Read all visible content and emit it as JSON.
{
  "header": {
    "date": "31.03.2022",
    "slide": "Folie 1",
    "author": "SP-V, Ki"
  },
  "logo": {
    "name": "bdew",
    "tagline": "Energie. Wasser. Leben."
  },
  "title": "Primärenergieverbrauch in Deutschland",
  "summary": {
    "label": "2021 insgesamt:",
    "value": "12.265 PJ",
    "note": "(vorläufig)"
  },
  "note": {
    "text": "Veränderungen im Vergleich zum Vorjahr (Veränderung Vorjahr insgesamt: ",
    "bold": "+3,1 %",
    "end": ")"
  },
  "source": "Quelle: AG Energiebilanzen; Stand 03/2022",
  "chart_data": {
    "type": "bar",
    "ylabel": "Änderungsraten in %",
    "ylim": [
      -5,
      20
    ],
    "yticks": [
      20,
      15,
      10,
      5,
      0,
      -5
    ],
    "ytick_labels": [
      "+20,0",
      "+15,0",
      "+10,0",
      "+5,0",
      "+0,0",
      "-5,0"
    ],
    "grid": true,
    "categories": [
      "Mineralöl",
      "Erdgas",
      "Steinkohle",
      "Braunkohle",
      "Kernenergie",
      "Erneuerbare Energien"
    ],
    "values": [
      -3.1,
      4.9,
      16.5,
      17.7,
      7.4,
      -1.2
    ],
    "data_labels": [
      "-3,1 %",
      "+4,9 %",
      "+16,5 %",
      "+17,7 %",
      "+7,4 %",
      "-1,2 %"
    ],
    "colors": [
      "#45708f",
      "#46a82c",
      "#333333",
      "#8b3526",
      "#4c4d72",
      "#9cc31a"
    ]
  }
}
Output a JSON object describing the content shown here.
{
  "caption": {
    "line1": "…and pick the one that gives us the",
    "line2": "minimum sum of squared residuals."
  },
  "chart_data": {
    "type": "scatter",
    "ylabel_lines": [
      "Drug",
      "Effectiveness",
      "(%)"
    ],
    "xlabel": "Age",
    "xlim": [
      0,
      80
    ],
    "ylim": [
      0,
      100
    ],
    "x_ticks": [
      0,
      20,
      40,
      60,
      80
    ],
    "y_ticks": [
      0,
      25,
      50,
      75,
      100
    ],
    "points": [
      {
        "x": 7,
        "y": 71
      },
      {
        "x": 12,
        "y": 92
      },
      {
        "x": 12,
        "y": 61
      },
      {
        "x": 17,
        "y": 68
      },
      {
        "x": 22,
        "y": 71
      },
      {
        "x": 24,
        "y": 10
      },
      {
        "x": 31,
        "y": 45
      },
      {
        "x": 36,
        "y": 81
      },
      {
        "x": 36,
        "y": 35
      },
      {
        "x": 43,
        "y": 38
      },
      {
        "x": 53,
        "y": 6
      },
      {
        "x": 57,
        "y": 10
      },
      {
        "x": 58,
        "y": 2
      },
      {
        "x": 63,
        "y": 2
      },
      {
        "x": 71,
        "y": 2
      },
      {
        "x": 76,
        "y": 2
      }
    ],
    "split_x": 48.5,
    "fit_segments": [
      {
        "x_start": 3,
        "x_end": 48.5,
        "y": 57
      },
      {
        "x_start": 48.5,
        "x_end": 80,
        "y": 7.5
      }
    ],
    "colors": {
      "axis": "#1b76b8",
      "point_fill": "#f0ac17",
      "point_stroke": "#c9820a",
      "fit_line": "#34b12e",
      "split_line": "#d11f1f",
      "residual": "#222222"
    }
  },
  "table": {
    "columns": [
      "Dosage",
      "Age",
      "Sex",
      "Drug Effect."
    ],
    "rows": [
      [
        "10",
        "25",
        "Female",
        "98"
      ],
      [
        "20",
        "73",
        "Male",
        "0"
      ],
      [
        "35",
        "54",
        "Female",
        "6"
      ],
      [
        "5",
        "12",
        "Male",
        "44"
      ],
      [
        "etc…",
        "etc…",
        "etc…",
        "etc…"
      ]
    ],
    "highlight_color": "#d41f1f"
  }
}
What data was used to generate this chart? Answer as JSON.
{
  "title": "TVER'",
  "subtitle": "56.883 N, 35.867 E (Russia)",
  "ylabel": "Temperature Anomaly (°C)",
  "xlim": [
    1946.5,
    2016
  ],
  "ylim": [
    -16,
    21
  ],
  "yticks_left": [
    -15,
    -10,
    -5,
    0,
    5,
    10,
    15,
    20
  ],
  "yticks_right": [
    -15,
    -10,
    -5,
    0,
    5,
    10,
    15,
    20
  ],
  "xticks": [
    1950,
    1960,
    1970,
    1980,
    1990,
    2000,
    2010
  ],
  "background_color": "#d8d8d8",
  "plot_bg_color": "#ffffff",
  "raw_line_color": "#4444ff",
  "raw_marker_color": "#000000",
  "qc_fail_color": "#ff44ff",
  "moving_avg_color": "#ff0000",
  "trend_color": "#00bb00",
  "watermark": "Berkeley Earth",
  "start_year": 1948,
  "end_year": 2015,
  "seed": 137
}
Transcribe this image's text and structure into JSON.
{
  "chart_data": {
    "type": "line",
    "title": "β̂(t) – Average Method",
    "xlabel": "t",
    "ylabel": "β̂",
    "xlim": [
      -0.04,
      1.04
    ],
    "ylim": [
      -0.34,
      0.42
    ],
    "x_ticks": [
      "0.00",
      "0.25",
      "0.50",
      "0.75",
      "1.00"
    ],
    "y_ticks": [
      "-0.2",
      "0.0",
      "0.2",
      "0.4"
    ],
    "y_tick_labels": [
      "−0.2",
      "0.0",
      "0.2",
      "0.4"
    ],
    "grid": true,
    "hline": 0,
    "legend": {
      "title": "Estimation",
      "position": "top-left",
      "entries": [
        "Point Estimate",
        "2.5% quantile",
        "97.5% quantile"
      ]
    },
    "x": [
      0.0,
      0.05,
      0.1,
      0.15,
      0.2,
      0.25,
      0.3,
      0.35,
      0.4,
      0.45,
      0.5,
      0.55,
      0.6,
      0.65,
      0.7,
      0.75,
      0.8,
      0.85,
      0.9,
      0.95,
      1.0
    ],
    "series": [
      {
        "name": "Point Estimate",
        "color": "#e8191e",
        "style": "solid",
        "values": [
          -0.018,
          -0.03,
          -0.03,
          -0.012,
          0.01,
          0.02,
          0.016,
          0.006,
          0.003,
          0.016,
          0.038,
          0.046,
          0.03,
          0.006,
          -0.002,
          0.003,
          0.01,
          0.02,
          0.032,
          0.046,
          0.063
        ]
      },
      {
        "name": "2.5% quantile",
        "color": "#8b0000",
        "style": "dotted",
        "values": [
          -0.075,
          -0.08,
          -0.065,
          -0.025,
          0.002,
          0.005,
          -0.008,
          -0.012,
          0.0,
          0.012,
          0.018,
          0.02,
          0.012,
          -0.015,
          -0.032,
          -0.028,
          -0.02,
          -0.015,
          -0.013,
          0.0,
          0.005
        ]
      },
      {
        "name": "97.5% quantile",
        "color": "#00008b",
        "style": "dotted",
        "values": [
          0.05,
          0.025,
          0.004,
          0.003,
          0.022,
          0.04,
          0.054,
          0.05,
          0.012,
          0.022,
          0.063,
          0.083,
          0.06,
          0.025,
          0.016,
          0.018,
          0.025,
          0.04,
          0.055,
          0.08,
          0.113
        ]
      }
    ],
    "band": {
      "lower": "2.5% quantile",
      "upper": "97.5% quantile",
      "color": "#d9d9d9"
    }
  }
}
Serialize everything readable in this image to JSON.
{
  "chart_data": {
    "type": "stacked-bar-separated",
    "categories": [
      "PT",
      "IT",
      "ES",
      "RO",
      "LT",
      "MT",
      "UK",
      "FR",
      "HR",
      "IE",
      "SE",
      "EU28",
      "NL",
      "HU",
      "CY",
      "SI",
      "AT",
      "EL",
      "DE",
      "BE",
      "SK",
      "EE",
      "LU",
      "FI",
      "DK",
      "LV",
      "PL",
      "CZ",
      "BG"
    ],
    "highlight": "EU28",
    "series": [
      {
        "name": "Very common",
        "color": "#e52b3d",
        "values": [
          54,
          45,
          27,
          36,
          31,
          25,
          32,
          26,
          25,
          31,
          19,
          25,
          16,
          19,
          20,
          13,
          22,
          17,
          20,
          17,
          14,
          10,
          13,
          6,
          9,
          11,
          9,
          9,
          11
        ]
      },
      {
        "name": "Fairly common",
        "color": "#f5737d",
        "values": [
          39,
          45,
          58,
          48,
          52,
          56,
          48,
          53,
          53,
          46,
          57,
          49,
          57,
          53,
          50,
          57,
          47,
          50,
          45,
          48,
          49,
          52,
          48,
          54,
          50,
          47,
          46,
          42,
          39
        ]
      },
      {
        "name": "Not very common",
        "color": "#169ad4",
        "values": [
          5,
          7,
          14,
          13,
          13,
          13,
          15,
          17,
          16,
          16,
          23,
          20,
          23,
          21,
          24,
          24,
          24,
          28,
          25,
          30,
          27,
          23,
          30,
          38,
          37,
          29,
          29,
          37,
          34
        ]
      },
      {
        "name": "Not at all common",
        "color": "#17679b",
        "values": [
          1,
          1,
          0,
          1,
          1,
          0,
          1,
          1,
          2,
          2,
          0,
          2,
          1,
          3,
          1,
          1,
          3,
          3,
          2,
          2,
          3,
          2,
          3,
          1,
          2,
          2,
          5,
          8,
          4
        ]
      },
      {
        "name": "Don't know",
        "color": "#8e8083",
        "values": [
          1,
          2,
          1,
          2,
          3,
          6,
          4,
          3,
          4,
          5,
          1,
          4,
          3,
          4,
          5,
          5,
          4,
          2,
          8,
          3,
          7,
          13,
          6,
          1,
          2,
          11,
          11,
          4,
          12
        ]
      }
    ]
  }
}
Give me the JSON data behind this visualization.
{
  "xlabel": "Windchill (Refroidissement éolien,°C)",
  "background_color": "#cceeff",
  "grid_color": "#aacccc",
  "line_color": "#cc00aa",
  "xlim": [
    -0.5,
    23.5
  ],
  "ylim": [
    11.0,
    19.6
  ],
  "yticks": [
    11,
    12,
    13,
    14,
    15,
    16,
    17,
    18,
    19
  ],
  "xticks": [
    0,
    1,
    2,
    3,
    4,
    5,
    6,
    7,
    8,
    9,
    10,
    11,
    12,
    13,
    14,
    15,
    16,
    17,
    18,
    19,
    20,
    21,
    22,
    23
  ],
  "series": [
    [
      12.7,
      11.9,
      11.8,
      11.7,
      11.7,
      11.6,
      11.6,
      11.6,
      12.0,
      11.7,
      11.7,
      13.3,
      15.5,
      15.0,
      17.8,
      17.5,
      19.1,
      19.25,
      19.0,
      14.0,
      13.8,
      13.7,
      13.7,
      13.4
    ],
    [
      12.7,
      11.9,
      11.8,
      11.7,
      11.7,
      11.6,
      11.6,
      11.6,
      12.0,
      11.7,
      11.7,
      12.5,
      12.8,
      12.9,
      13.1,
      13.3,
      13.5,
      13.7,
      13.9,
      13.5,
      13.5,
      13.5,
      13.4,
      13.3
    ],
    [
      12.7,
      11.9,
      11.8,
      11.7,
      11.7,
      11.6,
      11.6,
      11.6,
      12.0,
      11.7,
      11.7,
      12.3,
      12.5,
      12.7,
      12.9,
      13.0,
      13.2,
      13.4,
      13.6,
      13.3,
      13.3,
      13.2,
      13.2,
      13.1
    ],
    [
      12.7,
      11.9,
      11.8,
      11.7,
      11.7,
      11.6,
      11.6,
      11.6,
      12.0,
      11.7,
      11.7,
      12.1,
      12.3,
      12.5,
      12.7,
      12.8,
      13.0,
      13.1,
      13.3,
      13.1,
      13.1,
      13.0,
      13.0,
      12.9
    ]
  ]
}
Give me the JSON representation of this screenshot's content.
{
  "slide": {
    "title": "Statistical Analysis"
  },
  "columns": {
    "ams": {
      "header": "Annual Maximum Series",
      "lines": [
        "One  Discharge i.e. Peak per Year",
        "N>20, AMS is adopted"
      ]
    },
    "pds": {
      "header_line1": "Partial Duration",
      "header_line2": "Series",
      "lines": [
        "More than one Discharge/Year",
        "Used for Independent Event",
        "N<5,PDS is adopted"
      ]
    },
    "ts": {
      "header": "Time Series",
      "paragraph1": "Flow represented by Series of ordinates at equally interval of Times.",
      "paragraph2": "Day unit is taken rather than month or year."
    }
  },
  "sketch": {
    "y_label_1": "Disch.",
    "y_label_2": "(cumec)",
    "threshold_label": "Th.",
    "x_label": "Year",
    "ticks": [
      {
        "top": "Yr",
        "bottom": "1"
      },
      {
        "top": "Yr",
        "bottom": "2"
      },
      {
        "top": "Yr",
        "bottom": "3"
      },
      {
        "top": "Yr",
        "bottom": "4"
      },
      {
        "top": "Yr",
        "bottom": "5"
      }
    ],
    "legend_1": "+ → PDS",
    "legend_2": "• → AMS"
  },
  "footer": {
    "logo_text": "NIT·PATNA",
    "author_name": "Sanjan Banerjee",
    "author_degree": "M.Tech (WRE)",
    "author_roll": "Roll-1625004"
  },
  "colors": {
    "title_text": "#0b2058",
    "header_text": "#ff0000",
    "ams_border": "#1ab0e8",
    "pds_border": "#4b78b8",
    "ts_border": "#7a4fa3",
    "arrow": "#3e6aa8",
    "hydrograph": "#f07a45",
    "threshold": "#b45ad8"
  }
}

##########

#### TASK STATEMENT
Extract every line of the records above that contains the word "Estimate".

#### CORRECT ANSWER
        "Point Estimate",
        "name": "Point Estimate",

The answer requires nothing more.